## Exercise:
Arrange every line of the records below as a Markdown table with the columns "Row" and "Line", numbering the rows in order and omitting blank lines.

** start Records for this exercise **

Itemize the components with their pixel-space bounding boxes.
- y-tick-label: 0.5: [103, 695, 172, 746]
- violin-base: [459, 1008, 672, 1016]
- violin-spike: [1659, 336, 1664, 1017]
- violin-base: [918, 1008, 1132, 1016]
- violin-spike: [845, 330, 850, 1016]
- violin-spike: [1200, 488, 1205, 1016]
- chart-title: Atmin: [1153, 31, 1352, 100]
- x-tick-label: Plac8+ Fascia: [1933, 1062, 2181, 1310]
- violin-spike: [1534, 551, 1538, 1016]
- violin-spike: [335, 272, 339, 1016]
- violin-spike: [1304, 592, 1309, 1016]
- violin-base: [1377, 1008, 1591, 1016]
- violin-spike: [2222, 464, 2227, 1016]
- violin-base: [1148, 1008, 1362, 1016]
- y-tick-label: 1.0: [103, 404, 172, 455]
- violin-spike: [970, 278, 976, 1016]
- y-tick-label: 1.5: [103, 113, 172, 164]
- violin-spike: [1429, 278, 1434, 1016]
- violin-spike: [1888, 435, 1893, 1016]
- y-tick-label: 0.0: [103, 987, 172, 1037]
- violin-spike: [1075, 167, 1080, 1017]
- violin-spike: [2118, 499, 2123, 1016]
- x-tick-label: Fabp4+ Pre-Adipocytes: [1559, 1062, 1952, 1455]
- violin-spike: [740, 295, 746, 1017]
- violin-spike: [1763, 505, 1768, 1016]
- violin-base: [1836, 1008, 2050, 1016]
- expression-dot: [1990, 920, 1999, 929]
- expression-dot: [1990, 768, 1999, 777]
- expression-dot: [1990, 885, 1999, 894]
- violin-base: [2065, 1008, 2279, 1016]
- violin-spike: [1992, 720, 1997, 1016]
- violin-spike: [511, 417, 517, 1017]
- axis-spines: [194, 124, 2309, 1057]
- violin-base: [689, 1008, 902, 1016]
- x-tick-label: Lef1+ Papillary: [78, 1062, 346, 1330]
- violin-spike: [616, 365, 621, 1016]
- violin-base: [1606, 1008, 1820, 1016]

** end Records for this exercise **

## Answer to the task:
| Row | Line |
|---|---|
| 1 | Itemize the components with their pixel-space bounding boxes. |
| 2 | - y-tick-label: 0.5: [103, 695, 172, 746] |
| 3 | - violin-base: [459, 1008, 672, 1016] |
| 4 | - violin-spike: [1659, 336, 1664, 1017] |
| 5 | - violin-base: [918, 1008, 1132, 1016] |
| 6 | - violin-spike: [845, 330, 850, 1016] |
| 7 | - violin-spike: [1200, 488, 1205, 1016] |
| 8 | - chart-title: Atmin: [1153, 31, 1352, 100] |
| 9 | - x-tick-label: Plac8+ Fascia: [1933, 1062, 2181, 1310] |
| 10 | - violin-spike: [1534, 551, 1538, 1016] |
| 11 | - violin-spike: [335, 272, 339, 1016] |
| 12 | - violin-spike: [1304, 592, 1309, 1016] |
| 13 | - violin-base: [1377, 1008, 1591, 1016] |
| 14 | - violin-spike: [2222, 464, 2227, 1016] |
| 15 | - violin-base: [1148, 1008, 1362, 1016] |
| 16 | - y-tick-label: 1.0: [103, 404, 172, 455] |
| 17 | - violin-spike: [970, 278, 976, 1016] |
| 18 | - y-tick-label: 1.5: [103, 113, 172, 164] |
| 19 | - violin-spike: [1429, 278, 1434, 1016] |
| 20 | - violin-spike: [1888, 435, 1893, 1016] |
| 21 | - y-tick-label: 0.0: [103, 987, 172, 1037] |
| 22 | - violin-spike: [1075, 167, 1080, 1017] |
| 23 | - violin-spike: [2118, 499, 2123, 1016] |
| 24 | - x-tick-label: Fabp4+ Pre-Adipocytes: [1559, 1062, 1952, 1455] |
| 25 | - violin-spike: [740, 295, 746, 1017] |
| 26 | - violin-spike: [1763, 505, 1768, 1016] |
| 27 | - violin-base: [1836, 1008, 2050, 1016] |
| 28 | - expression-dot: [1990, 920, 1999, 929] |
| 29 | - expression-dot: [1990, 768, 1999, 777] |
| 30 | - expression-dot: [1990, 885, 1999, 894] |
| 31 | - violin-base: [2065, 1008, 2279, 1016] |
| 32 | - violin-spike: [1992, 720, 1997, 1016] |
| 33 | - violin-spike: [511, 417, 517, 1017] |
| 34 | - axis-spines: [194, 124, 2309, 1057] |
| 35 | - violin-base: [689, 1008, 902, 1016] |
| 36 | - x-tick-label: Lef1+ Papillary: [78, 1062, 346, 1330] |
| 37 | - violin-spike: [616, 365, 621, 1016] |
| 38 | - violin-base: [1606, 1008, 1820, 1016] |